Problem details
How many lines of the data include the string "this"? State the number and nothing else.
───── Provided information ─────
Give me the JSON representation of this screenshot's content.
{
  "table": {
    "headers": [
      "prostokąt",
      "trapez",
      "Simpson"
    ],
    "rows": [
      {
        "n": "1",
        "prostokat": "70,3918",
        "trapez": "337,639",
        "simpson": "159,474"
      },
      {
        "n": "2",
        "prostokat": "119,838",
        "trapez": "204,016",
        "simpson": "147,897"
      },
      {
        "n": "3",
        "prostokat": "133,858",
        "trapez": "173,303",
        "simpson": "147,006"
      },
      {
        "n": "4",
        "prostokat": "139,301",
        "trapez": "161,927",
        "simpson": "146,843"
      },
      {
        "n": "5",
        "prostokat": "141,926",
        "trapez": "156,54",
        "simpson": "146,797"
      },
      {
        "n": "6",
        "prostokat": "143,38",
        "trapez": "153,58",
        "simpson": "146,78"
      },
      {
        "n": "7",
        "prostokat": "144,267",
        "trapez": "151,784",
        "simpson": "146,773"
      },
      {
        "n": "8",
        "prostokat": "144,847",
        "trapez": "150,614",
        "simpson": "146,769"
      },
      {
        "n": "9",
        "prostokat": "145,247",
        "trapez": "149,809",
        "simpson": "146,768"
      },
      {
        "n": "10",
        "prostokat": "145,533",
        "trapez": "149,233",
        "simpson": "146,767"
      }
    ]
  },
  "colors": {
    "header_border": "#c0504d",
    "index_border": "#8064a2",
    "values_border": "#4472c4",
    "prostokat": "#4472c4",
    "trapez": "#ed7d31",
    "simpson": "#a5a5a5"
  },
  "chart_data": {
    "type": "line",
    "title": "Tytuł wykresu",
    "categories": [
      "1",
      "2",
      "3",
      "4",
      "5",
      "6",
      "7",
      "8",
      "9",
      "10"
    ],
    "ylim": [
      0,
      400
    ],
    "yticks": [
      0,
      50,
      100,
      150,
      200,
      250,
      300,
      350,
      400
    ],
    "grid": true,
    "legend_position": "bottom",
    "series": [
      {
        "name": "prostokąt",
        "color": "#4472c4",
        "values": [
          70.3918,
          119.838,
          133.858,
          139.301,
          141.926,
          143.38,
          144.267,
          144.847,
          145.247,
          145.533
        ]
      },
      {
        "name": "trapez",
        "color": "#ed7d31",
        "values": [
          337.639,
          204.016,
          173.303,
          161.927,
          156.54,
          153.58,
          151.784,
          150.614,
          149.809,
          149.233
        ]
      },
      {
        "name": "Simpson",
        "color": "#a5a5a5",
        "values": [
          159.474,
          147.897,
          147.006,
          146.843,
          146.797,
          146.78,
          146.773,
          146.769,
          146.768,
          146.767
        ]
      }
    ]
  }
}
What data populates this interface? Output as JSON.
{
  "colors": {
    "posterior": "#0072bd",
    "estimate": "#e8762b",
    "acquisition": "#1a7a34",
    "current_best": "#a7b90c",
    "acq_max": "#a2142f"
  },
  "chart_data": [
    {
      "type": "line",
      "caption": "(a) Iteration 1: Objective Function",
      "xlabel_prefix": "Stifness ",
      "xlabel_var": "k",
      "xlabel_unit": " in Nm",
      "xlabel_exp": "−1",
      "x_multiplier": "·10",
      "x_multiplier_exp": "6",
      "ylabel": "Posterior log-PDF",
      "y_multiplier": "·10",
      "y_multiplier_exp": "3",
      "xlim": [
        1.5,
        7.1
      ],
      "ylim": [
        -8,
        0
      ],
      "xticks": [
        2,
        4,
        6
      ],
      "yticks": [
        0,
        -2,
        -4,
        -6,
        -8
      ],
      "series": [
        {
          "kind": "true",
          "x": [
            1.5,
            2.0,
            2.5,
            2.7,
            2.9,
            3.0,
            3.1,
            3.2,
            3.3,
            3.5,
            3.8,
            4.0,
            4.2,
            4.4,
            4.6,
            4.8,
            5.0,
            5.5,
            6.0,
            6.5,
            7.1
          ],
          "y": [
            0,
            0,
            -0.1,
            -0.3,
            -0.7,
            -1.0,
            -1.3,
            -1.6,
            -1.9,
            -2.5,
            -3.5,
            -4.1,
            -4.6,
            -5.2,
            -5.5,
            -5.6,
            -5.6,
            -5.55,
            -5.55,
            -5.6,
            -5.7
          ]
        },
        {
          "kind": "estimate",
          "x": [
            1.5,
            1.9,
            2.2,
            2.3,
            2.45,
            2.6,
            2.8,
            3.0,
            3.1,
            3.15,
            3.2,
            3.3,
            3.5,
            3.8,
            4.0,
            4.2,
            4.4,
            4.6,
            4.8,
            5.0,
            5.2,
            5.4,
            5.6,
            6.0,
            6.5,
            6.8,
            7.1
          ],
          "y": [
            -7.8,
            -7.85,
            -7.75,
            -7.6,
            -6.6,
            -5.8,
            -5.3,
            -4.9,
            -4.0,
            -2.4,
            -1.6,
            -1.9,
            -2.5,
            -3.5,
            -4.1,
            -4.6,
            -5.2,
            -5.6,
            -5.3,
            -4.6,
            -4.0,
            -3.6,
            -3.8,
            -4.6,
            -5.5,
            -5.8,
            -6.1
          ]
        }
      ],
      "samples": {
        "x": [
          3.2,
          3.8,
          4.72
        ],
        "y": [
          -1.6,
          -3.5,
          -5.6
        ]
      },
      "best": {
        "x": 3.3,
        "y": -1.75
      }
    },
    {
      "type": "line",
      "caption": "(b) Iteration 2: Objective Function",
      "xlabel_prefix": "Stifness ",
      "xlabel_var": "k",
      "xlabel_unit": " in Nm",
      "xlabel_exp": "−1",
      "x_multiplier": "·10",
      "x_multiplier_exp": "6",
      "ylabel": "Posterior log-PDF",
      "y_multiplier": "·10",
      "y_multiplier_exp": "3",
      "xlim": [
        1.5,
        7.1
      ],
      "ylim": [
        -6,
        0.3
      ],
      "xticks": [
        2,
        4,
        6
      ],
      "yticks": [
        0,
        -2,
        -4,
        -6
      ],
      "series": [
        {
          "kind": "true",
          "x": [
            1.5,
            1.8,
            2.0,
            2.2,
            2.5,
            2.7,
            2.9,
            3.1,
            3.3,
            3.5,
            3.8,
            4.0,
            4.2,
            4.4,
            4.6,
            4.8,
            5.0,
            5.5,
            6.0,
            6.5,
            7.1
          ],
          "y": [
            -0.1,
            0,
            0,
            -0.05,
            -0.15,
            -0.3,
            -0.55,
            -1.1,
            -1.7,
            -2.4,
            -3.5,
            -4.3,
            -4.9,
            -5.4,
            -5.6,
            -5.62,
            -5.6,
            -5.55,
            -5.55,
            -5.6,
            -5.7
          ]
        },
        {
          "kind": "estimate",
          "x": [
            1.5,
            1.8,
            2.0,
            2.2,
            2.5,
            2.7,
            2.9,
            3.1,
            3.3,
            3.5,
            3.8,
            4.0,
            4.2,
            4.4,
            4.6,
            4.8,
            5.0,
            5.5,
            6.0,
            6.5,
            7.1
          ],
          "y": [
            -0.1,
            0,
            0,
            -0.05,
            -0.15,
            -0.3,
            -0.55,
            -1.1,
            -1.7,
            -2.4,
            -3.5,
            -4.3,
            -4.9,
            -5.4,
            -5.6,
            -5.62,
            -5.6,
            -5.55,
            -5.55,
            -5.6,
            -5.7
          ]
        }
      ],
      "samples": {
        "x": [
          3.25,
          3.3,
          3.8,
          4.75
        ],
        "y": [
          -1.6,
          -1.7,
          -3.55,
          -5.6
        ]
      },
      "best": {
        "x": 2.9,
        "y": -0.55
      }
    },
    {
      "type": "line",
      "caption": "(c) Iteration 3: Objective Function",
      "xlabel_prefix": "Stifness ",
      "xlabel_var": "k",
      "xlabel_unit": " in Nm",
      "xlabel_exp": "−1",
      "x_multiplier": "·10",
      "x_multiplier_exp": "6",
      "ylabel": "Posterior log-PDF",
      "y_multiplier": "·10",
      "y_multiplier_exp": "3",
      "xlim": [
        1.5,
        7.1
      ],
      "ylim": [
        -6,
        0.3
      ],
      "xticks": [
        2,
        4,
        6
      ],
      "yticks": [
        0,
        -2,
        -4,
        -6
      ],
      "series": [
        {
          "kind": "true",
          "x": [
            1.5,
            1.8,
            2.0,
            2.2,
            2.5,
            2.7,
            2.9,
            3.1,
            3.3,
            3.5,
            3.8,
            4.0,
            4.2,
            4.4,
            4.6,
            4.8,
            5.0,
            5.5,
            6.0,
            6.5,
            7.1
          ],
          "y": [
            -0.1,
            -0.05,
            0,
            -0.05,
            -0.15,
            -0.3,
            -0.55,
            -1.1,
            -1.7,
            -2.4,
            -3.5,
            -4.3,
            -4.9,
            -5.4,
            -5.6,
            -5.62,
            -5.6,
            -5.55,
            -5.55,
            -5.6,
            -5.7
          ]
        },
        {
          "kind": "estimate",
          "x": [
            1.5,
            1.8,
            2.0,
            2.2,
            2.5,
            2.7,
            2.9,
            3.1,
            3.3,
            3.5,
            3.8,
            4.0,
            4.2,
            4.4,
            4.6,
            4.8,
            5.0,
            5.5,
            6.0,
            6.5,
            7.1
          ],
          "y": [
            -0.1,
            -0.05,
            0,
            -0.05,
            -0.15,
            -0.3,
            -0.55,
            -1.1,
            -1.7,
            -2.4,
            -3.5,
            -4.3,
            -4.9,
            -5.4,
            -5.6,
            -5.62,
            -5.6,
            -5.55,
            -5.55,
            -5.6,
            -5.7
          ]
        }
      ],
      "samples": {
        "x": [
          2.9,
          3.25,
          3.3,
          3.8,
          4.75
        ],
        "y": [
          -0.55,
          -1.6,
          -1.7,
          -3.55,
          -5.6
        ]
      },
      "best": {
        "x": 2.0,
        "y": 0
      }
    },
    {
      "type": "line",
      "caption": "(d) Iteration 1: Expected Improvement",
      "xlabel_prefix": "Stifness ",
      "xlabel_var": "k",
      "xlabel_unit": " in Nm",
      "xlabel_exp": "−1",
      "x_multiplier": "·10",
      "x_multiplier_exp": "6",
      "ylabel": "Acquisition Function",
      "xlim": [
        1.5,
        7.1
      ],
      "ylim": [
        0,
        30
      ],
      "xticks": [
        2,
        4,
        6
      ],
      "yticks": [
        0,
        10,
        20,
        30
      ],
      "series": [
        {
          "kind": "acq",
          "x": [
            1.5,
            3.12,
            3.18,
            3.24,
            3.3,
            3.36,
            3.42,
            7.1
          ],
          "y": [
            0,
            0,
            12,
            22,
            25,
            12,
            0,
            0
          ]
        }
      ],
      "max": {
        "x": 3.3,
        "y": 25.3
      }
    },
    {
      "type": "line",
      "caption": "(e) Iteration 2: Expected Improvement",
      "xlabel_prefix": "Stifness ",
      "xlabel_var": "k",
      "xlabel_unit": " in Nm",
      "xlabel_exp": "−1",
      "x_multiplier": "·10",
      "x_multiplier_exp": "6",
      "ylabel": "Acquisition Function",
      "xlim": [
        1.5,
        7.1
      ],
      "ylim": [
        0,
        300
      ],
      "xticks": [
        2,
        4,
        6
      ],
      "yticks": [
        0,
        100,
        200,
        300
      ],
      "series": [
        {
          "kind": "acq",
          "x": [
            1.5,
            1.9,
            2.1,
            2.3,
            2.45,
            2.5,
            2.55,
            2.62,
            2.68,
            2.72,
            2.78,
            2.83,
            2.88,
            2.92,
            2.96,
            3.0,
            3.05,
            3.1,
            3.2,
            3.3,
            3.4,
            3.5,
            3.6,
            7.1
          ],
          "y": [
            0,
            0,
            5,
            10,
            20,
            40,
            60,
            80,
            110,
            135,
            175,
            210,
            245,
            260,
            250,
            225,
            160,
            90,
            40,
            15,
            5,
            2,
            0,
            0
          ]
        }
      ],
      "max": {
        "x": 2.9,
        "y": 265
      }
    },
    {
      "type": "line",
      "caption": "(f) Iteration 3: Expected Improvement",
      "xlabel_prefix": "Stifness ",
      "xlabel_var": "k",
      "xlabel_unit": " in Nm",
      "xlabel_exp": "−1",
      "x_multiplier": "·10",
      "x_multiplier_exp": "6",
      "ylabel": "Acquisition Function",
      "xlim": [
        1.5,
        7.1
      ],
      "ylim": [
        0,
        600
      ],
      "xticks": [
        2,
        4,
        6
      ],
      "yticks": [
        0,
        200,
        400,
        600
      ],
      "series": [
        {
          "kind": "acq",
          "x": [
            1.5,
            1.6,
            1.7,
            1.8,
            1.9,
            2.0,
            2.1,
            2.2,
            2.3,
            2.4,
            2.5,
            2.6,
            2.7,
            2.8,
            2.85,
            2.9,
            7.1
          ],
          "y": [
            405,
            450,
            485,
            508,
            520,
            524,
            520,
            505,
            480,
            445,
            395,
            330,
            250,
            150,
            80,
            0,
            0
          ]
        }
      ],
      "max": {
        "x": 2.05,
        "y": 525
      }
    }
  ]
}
─────
The answer
2